Stored rows -
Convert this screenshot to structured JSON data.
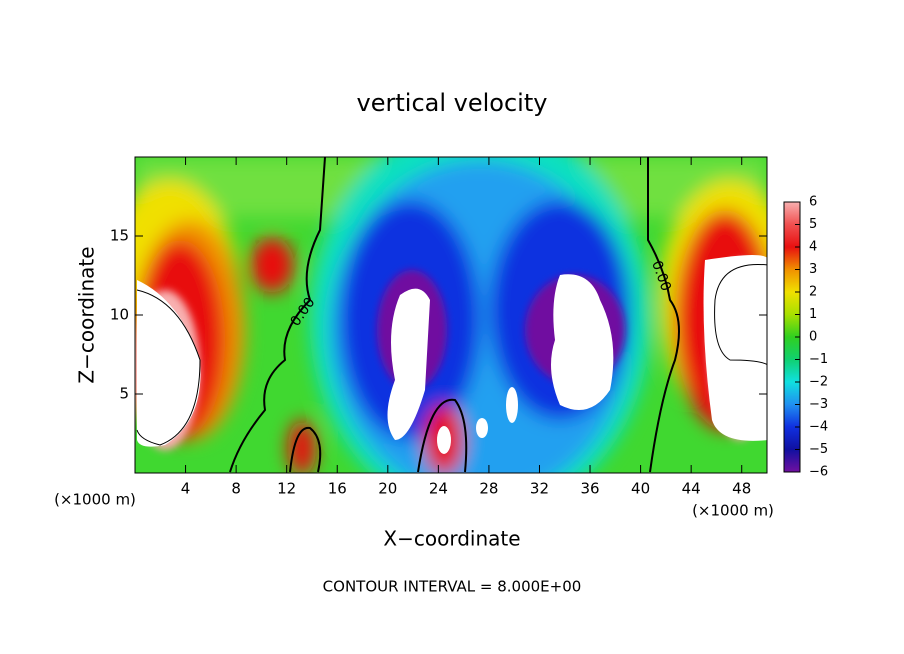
{
  "chart_data": {
    "type": "heatmap",
    "title": "vertical velocity",
    "x_label": "X−coordinate",
    "y_label": "Z−coordinate",
    "x_unit": "(×1000 m)",
    "xlim": [
      0,
      50
    ],
    "xticks": [
      4,
      8,
      12,
      16,
      20,
      24,
      28,
      32,
      36,
      40,
      44,
      48
    ],
    "ylim": [
      0,
      20
    ],
    "yticks": [
      5,
      10,
      15
    ],
    "colorbar_ticks": [
      6,
      5,
      4,
      3,
      2,
      1,
      0,
      {
        "value": -1,
        "label": "−1"
      },
      {
        "value": -2,
        "label": "−2"
      },
      {
        "value": -3,
        "label": "−3"
      },
      {
        "value": -4,
        "label": "−4"
      },
      {
        "value": -5,
        "label": "−5"
      },
      {
        "value": -6,
        "label": "−6"
      }
    ],
    "colorbar_colors": [
      "#f8b0b0",
      "#f05050",
      "#e81010",
      "#f09000",
      "#f0e000",
      "#a8e000",
      "#30d020",
      "#10d070",
      "#10e0e0",
      "#2090f0",
      "#1030e0",
      "#1010a0",
      "#7010a0"
    ],
    "contour_labels": [
      "0.00",
      "0.00"
    ],
    "annotation": "CONTOUR INTERVAL = 8.000E+00"
  }
}
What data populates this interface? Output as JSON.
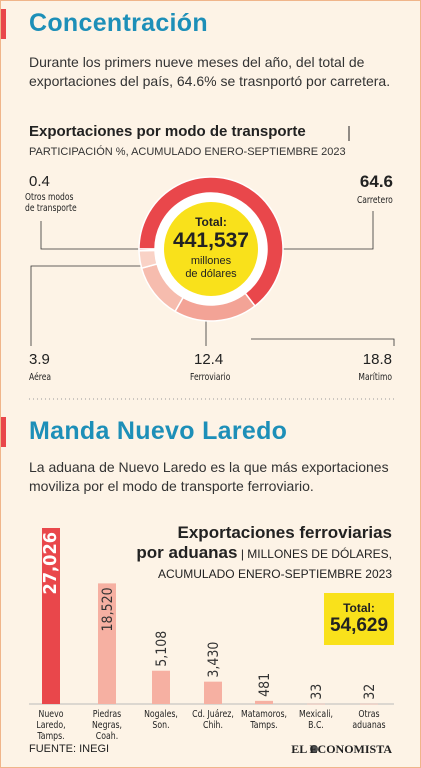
{
  "header": {
    "title": "Concentración",
    "text": "Durante los primers nueve meses del año, del total de exportaciones del país, 64.6% se trasnportó por carretera."
  },
  "section2": {
    "title": "Manda Nuevo Laredo",
    "text": "La aduana de Nuevo Laredo es la que más exportaciones moviliza por el modo de transporte ferroviario."
  },
  "chart_data": [
    {
      "type": "donut",
      "title": "Exportaciones por modo de transporte",
      "subtitle": "PARTICIPACIÓN %, ACUMULADO ENERO-SEPTIEMBRE 2023",
      "categories": [
        "Carretero",
        "Marítimo",
        "Ferroviario",
        "Aérea",
        "Otros modos\nde transporte"
      ],
      "values": [
        64.6,
        18.8,
        12.4,
        3.9,
        0.4
      ],
      "colors": [
        "#e9474b",
        "#f3a396",
        "#f6bcae",
        "#f9d2c6",
        "#e9474b"
      ],
      "center": {
        "label": "Total:",
        "value": "441,537",
        "unit": "millones\nde dólares"
      }
    },
    {
      "type": "bar",
      "title": [
        "Exportaciones ferroviarias",
        "por aduanas"
      ],
      "subtitle": [
        "MILLONES DE DÓLARES,",
        "ACUMULADO ENERO-SEPTIEMBRE 2023"
      ],
      "categories": [
        "Nuevo Laredo,\nTamps.",
        "Piedras\nNegras, Coah.",
        "Nogales, Son.",
        "Cd. Juárez,\nChih.",
        "Matamoros,\nTamps.",
        "Mexicali,\nB.C.",
        "Otras\naduanas"
      ],
      "values": [
        27026,
        18520,
        5108,
        3430,
        481,
        33,
        32
      ],
      "value_labels": [
        "27,026",
        "18,520",
        "5,108",
        "3,430",
        "481",
        "33",
        "32"
      ],
      "colors": [
        "#e9474b",
        "#f6b0a2",
        "#f6b0a2",
        "#f6b0a2",
        "#f6b0a2",
        "#f6b0a2",
        "#f6b0a2"
      ],
      "total": {
        "label": "Total:",
        "value": "54,629"
      }
    }
  ],
  "footer": {
    "source": "FUENTE: INEGI",
    "brand": "EL ECONOMISTA"
  }
}
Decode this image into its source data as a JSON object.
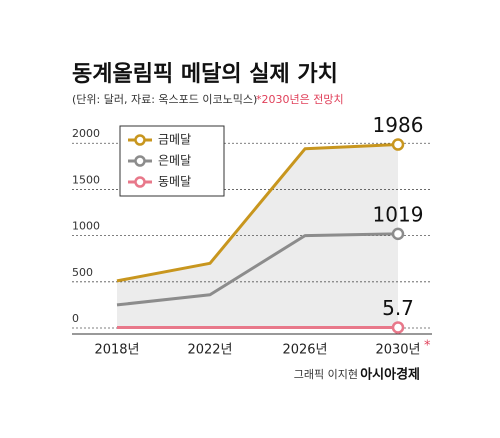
{
  "chart_data": {
    "type": "line",
    "title": "동계올림픽 메달의 실제 가치",
    "subtitle": "(단위: 달러, 자료: 옥스포드 이코노믹스)",
    "note": "*2030년은 전망치",
    "categories": [
      "2018년",
      "2022년",
      "2026년",
      "2030년"
    ],
    "category_mark": "*",
    "series": [
      {
        "name": "금메달",
        "color": "#c8961e",
        "values": [
          510,
          700,
          1940,
          1986
        ],
        "value_labels": [
          null,
          null,
          null,
          "1986"
        ]
      },
      {
        "name": "은메달",
        "color": "#8c8c8c",
        "values": [
          250,
          360,
          1000,
          1019
        ],
        "value_labels": [
          null,
          null,
          null,
          "1019"
        ]
      },
      {
        "name": "동메달",
        "color": "#e8788a",
        "values": [
          5,
          5,
          5,
          5.7
        ],
        "value_labels": [
          null,
          null,
          null,
          "5.7"
        ]
      }
    ],
    "ylim": [
      0,
      2100
    ],
    "yticks": [
      0,
      500,
      1000,
      1500,
      2000
    ],
    "grid": true,
    "credit": "그래픽 이지현",
    "publisher": "아시아경제"
  }
}
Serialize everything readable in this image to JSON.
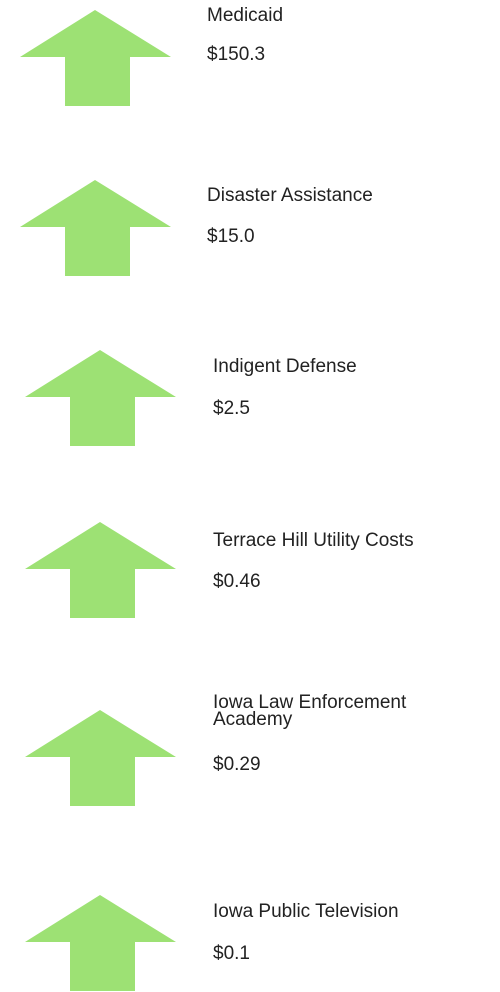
{
  "items": [
    {
      "label": "Medicaid",
      "amount": "$150.3"
    },
    {
      "label": "Disaster Assistance",
      "amount": "$15.0"
    },
    {
      "label": "Indigent Defense",
      "amount": "$2.5"
    },
    {
      "label": "Terrace Hill Utility Costs",
      "amount": "$0.46"
    },
    {
      "label": "Iowa Law Enforcement Academy",
      "amount": "$0.29"
    },
    {
      "label": "Iowa Public Television",
      "amount": "$0.1"
    }
  ]
}
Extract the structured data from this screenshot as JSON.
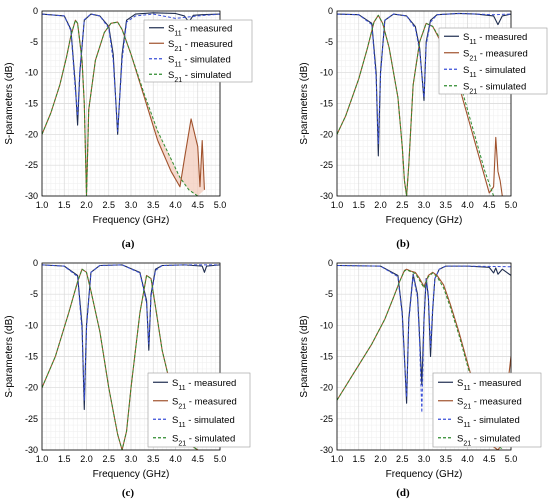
{
  "figure": {
    "captions": [
      "(a)",
      "(b)",
      "(c)",
      "(d)"
    ]
  },
  "style": {
    "s11_measured_color": "#1f2d4f",
    "s21_measured_color": "#a0522d",
    "s11_simulated_color": "#3a4fd8",
    "s21_simulated_color": "#2e8b2e",
    "fill_color": "#f2c9b8",
    "grid_color": "#d9d9d9",
    "axis_color": "#000000"
  },
  "chart_data": [
    {
      "type": "line",
      "panel": "a",
      "xlabel": "Frequency (GHz)",
      "ylabel": "S-parameters (dB)",
      "xlim": [
        1.0,
        5.0
      ],
      "ylim": [
        -30,
        0
      ],
      "xticks": [
        "1.0",
        "1.5",
        "2.0",
        "2.5",
        "3.0",
        "3.5",
        "4.0",
        "4.5",
        "5.0"
      ],
      "yticks": [
        "0",
        "-5",
        "-10",
        "-15",
        "-20",
        "-25",
        "-30"
      ],
      "grid": true,
      "legend_position": "top-right",
      "series": [
        {
          "name": "S11 - measured",
          "legend_main": "S",
          "legend_sub": "11",
          "legend_rest": " - measured",
          "style": "solid",
          "x": [
            1.0,
            1.5,
            1.65,
            1.75,
            1.8,
            1.85,
            1.95,
            2.1,
            2.3,
            2.5,
            2.6,
            2.7,
            2.8,
            2.9,
            3.1,
            3.5,
            4.0,
            4.2,
            4.3,
            4.4,
            4.6,
            5.0
          ],
          "y": [
            -0.5,
            -0.8,
            -3.0,
            -12.0,
            -18.5,
            -10.0,
            -1.5,
            -0.5,
            -0.8,
            -2.5,
            -7.0,
            -20.0,
            -7.0,
            -1.5,
            -0.5,
            -0.3,
            -0.4,
            -0.8,
            -1.8,
            -0.7,
            -0.6,
            -0.5
          ]
        },
        {
          "name": "S21 - measured",
          "legend_main": "S",
          "legend_sub": "21",
          "legend_rest": " - measured",
          "style": "solid",
          "x": [
            1.0,
            1.2,
            1.4,
            1.55,
            1.65,
            1.75,
            1.8,
            1.9,
            1.95,
            2.0,
            2.05,
            2.2,
            2.4,
            2.55,
            2.7,
            2.8,
            3.0,
            3.3,
            3.6,
            3.9,
            4.1,
            4.2,
            4.35,
            4.5,
            4.55,
            4.6,
            4.65
          ],
          "y": [
            -20.0,
            -16.5,
            -12.0,
            -7.5,
            -4.0,
            -1.5,
            -2.0,
            -8.0,
            -15.0,
            -30.0,
            -16.0,
            -8.0,
            -3.5,
            -2.0,
            -1.8,
            -3.0,
            -7.0,
            -14.0,
            -21.0,
            -26.0,
            -28.5,
            -24.0,
            -17.5,
            -22.0,
            -28.5,
            -21.0,
            -29.0
          ]
        },
        {
          "name": "S11 - simulated",
          "legend_main": "S",
          "legend_sub": "11",
          "legend_rest": " - simulated",
          "style": "dashed",
          "x": [
            1.0,
            1.5,
            1.65,
            1.75,
            1.8,
            1.85,
            1.95,
            2.1,
            2.3,
            2.5,
            2.6,
            2.7,
            2.8,
            2.9,
            3.1,
            3.5,
            4.0,
            4.5,
            5.0
          ],
          "y": [
            -0.5,
            -0.8,
            -3.2,
            -13.0,
            -17.0,
            -9.5,
            -1.4,
            -0.5,
            -0.8,
            -2.8,
            -8.0,
            -19.5,
            -8.0,
            -1.8,
            -0.8,
            -0.5,
            -1.2,
            -0.8,
            -0.5
          ]
        },
        {
          "name": "S21 - simulated",
          "legend_main": "S",
          "legend_sub": "21",
          "legend_rest": " - simulated",
          "style": "dashed",
          "x": [
            1.0,
            1.2,
            1.4,
            1.55,
            1.65,
            1.75,
            1.8,
            1.9,
            1.95,
            2.0,
            2.05,
            2.2,
            2.4,
            2.55,
            2.7,
            2.8,
            3.0,
            3.3,
            3.6,
            3.9,
            4.1,
            4.3,
            4.5
          ],
          "y": [
            -20.0,
            -16.5,
            -12.0,
            -7.5,
            -4.0,
            -1.5,
            -2.0,
            -8.0,
            -15.0,
            -30.0,
            -16.0,
            -8.0,
            -3.5,
            -2.0,
            -1.8,
            -3.0,
            -7.0,
            -13.5,
            -19.5,
            -24.0,
            -27.0,
            -29.0,
            -30.0
          ]
        }
      ]
    },
    {
      "type": "line",
      "panel": "b",
      "xlabel": "Frequency (GHz)",
      "ylabel": "S-parameters (dB)",
      "xlim": [
        1.0,
        5.0
      ],
      "ylim": [
        -30,
        0
      ],
      "xticks": [
        "1.0",
        "1.5",
        "2.0",
        "2.5",
        "3.0",
        "3.5",
        "4.0",
        "4.5",
        "5.0"
      ],
      "yticks": [
        "0",
        "-5",
        "-10",
        "-15",
        "-20",
        "-25",
        "-30"
      ],
      "grid": true,
      "legend_position": "top-right",
      "series": [
        {
          "name": "S11 - measured",
          "legend_main": "S",
          "legend_sub": "11",
          "legend_rest": " - measured",
          "style": "solid",
          "x": [
            1.0,
            1.5,
            1.8,
            1.9,
            1.95,
            2.0,
            2.1,
            2.3,
            2.6,
            2.8,
            2.9,
            3.0,
            3.05,
            3.15,
            3.3,
            3.8,
            4.2,
            4.6,
            4.7,
            4.8,
            5.0
          ],
          "y": [
            -0.5,
            -0.6,
            -2.0,
            -10.0,
            -23.5,
            -10.0,
            -1.5,
            -0.5,
            -0.8,
            -2.5,
            -6.0,
            -14.5,
            -5.0,
            -1.5,
            -0.6,
            -0.4,
            -0.5,
            -0.8,
            -2.2,
            -0.8,
            -0.5
          ]
        },
        {
          "name": "S21 - measured",
          "legend_main": "S",
          "legend_sub": "21",
          "legend_rest": " - measured",
          "style": "solid",
          "x": [
            1.0,
            1.2,
            1.5,
            1.7,
            1.85,
            1.95,
            2.05,
            2.2,
            2.4,
            2.5,
            2.55,
            2.6,
            2.65,
            2.75,
            2.9,
            3.05,
            3.2,
            3.5,
            3.8,
            4.2,
            4.5,
            4.6,
            4.65,
            4.7,
            4.75,
            4.8
          ],
          "y": [
            -20.0,
            -17.0,
            -11.0,
            -6.0,
            -1.8,
            -0.7,
            -2.0,
            -6.0,
            -14.0,
            -22.0,
            -27.5,
            -30.0,
            -25.0,
            -12.0,
            -5.0,
            -2.0,
            -2.5,
            -6.5,
            -12.0,
            -22.0,
            -29.5,
            -28.5,
            -20.5,
            -26.0,
            -27.5,
            -30.0
          ]
        },
        {
          "name": "S11 - simulated",
          "legend_main": "S",
          "legend_sub": "11",
          "legend_rest": " - simulated",
          "style": "dashed",
          "x": [
            1.0,
            1.5,
            1.8,
            1.9,
            1.95,
            2.0,
            2.1,
            2.3,
            2.6,
            2.8,
            2.9,
            3.0,
            3.05,
            3.15,
            3.3,
            3.8,
            4.2,
            4.6,
            5.0
          ],
          "y": [
            -0.5,
            -0.6,
            -2.2,
            -11.0,
            -21.5,
            -10.5,
            -1.5,
            -0.5,
            -0.8,
            -2.8,
            -6.5,
            -14.0,
            -5.5,
            -1.8,
            -0.6,
            -0.4,
            -0.5,
            -0.6,
            -0.5
          ]
        },
        {
          "name": "S21 - simulated",
          "legend_main": "S",
          "legend_sub": "21",
          "legend_rest": " - simulated",
          "style": "dashed",
          "x": [
            1.0,
            1.2,
            1.5,
            1.7,
            1.85,
            1.95,
            2.05,
            2.2,
            2.4,
            2.5,
            2.55,
            2.6,
            2.65,
            2.75,
            2.9,
            3.05,
            3.2,
            3.5,
            3.8,
            4.1,
            4.4,
            4.6
          ],
          "y": [
            -20.0,
            -17.0,
            -11.0,
            -6.0,
            -1.8,
            -0.7,
            -2.0,
            -6.0,
            -14.0,
            -22.0,
            -27.5,
            -30.0,
            -25.0,
            -12.0,
            -5.0,
            -2.0,
            -2.5,
            -6.0,
            -11.0,
            -18.5,
            -26.0,
            -30.0
          ]
        }
      ]
    },
    {
      "type": "line",
      "panel": "c",
      "xlabel": "Frequency (GHz)",
      "ylabel": "S-parameters (dB)",
      "xlim": [
        1.0,
        5.0
      ],
      "ylim": [
        -30,
        0
      ],
      "xticks": [
        "1.0",
        "1.5",
        "2.0",
        "2.5",
        "3.0",
        "3.5",
        "4.0",
        "4.5",
        "5.0"
      ],
      "yticks": [
        "0",
        "-5",
        "-10",
        "-15",
        "-20",
        "-25",
        "-30"
      ],
      "grid": true,
      "legend_position": "bottom-right",
      "series": [
        {
          "name": "S11 - measured",
          "legend_main": "S",
          "legend_sub": "11",
          "legend_rest": " - measured",
          "style": "solid",
          "x": [
            1.0,
            1.5,
            1.8,
            1.9,
            1.95,
            2.0,
            2.1,
            2.3,
            2.8,
            3.2,
            3.35,
            3.4,
            3.45,
            3.55,
            3.7,
            4.2,
            4.6,
            4.65,
            4.7,
            5.0
          ],
          "y": [
            -0.3,
            -0.5,
            -2.0,
            -10.0,
            -23.5,
            -10.0,
            -1.5,
            -0.4,
            -0.3,
            -1.5,
            -6.0,
            -14.0,
            -5.0,
            -1.0,
            -0.4,
            -0.3,
            -0.5,
            -1.5,
            -0.5,
            -0.3
          ]
        },
        {
          "name": "S21 - measured",
          "legend_main": "S",
          "legend_sub": "21",
          "legend_rest": " - measured",
          "style": "solid",
          "x": [
            1.0,
            1.3,
            1.6,
            1.8,
            1.9,
            2.0,
            2.1,
            2.3,
            2.5,
            2.7,
            2.8,
            2.9,
            3.0,
            3.2,
            3.35,
            3.45,
            3.55,
            3.7,
            3.9,
            4.1,
            4.3,
            4.5
          ],
          "y": [
            -20.0,
            -15.0,
            -8.0,
            -3.0,
            -1.0,
            -1.5,
            -4.5,
            -11.0,
            -20.0,
            -27.5,
            -30.0,
            -27.0,
            -20.0,
            -8.0,
            -2.0,
            -2.5,
            -7.0,
            -14.0,
            -20.0,
            -25.5,
            -29.0,
            -30.0
          ]
        },
        {
          "name": "S11 - simulated",
          "legend_main": "S",
          "legend_sub": "11",
          "legend_rest": " - simulated",
          "style": "dashed",
          "x": [
            1.0,
            1.5,
            1.8,
            1.9,
            1.95,
            2.0,
            2.1,
            2.3,
            2.8,
            3.2,
            3.35,
            3.4,
            3.45,
            3.55,
            3.7,
            4.2,
            5.0
          ],
          "y": [
            -0.3,
            -0.5,
            -2.2,
            -11.0,
            -22.0,
            -10.5,
            -1.5,
            -0.4,
            -0.3,
            -1.6,
            -6.5,
            -13.0,
            -5.5,
            -1.2,
            -0.4,
            -0.3,
            -0.3
          ]
        },
        {
          "name": "S21 - simulated",
          "legend_main": "S",
          "legend_sub": "21",
          "legend_rest": " - simulated",
          "style": "dashed",
          "x": [
            1.0,
            1.3,
            1.6,
            1.8,
            1.9,
            2.0,
            2.1,
            2.3,
            2.5,
            2.7,
            2.8,
            2.9,
            3.0,
            3.2,
            3.35,
            3.45,
            3.55,
            3.7,
            3.9,
            4.1,
            4.3,
            4.5
          ],
          "y": [
            -20.0,
            -15.0,
            -8.0,
            -3.0,
            -1.0,
            -1.5,
            -4.5,
            -11.0,
            -20.0,
            -27.5,
            -30.0,
            -27.0,
            -20.0,
            -8.0,
            -2.0,
            -2.5,
            -7.0,
            -14.0,
            -20.0,
            -25.5,
            -29.0,
            -30.0
          ]
        }
      ]
    },
    {
      "type": "line",
      "panel": "d",
      "xlabel": "Frequency (GHz)",
      "ylabel": "S-parameters (dB)",
      "xlim": [
        1.0,
        5.0
      ],
      "ylim": [
        -30,
        0
      ],
      "xticks": [
        "1.0",
        "1.5",
        "2.0",
        "2.5",
        "3.0",
        "3.5",
        "4.0",
        "4.5",
        "5.0"
      ],
      "yticks": [
        "0",
        "-5",
        "-10",
        "-15",
        "-20",
        "-25",
        "-30"
      ],
      "grid": true,
      "legend_position": "bottom-right",
      "series": [
        {
          "name": "S11 - measured",
          "legend_main": "S",
          "legend_sub": "11",
          "legend_rest": " - measured",
          "style": "solid",
          "x": [
            1.0,
            2.0,
            2.4,
            2.5,
            2.55,
            2.6,
            2.65,
            2.75,
            2.85,
            2.9,
            2.95,
            3.0,
            3.05,
            3.1,
            3.15,
            3.2,
            3.25,
            3.35,
            3.5,
            4.0,
            4.5,
            4.6,
            4.65,
            4.7,
            4.8,
            4.9,
            5.0
          ],
          "y": [
            -0.4,
            -0.5,
            -2.0,
            -8.0,
            -15.0,
            -22.5,
            -9.0,
            -1.8,
            -5.0,
            -12.0,
            -19.5,
            -9.0,
            -2.5,
            -5.5,
            -15.0,
            -7.5,
            -2.5,
            -1.0,
            -0.5,
            -0.5,
            -0.7,
            -1.6,
            -0.8,
            -1.8,
            -1.0,
            -1.5,
            -2.0
          ]
        },
        {
          "name": "S21 - measured",
          "legend_main": "S",
          "legend_sub": "21",
          "legend_rest": " - measured",
          "style": "solid",
          "x": [
            1.0,
            1.4,
            1.8,
            2.1,
            2.3,
            2.45,
            2.55,
            2.6,
            2.7,
            2.8,
            2.9,
            3.0,
            3.1,
            3.2,
            3.3,
            3.45,
            3.6,
            3.8,
            4.0,
            4.2,
            4.4,
            4.6,
            4.7,
            4.8,
            4.9,
            5.0
          ],
          "y": [
            -22.0,
            -17.5,
            -13.0,
            -9.0,
            -5.5,
            -2.8,
            -1.2,
            -1.0,
            -1.3,
            -1.5,
            -2.5,
            -3.8,
            -2.0,
            -1.5,
            -2.0,
            -3.5,
            -6.5,
            -11.0,
            -16.0,
            -21.0,
            -26.0,
            -29.5,
            -30.0,
            -29.0,
            -21.0,
            -15.0
          ]
        },
        {
          "name": "S11 - simulated",
          "legend_main": "S",
          "legend_sub": "11",
          "legend_rest": " - simulated",
          "style": "dashed",
          "x": [
            1.0,
            2.0,
            2.4,
            2.5,
            2.55,
            2.6,
            2.65,
            2.75,
            2.85,
            2.9,
            2.95,
            3.0,
            3.05,
            3.1,
            3.15,
            3.2,
            3.25,
            3.35,
            3.5,
            4.0,
            5.0
          ],
          "y": [
            -0.4,
            -0.5,
            -2.2,
            -8.5,
            -15.5,
            -21.5,
            -9.5,
            -2.0,
            -5.5,
            -13.0,
            -24.0,
            -9.5,
            -2.5,
            -5.0,
            -13.5,
            -7.0,
            -2.5,
            -1.0,
            -0.5,
            -0.5,
            -0.6
          ]
        },
        {
          "name": "S21 - simulated",
          "legend_main": "S",
          "legend_sub": "21",
          "legend_rest": " - simulated",
          "style": "dashed",
          "x": [
            1.0,
            1.4,
            1.8,
            2.1,
            2.3,
            2.45,
            2.55,
            2.6,
            2.7,
            2.8,
            2.9,
            3.0,
            3.1,
            3.2,
            3.3,
            3.45,
            3.6,
            3.8,
            4.0,
            4.2,
            4.4,
            4.6,
            4.8
          ],
          "y": [
            -22.0,
            -17.5,
            -13.0,
            -9.0,
            -5.5,
            -2.8,
            -1.3,
            -1.1,
            -1.4,
            -1.7,
            -2.8,
            -4.0,
            -2.2,
            -1.6,
            -2.2,
            -4.0,
            -7.0,
            -11.5,
            -16.5,
            -21.0,
            -25.0,
            -28.0,
            -30.0
          ]
        }
      ]
    }
  ]
}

Task to carry out - Which lines include "Iowa"? Copy each of them out.

Worked solution -
      "label": "Iowa Law Enforcement Academy",
      "label": "Iowa Public Television",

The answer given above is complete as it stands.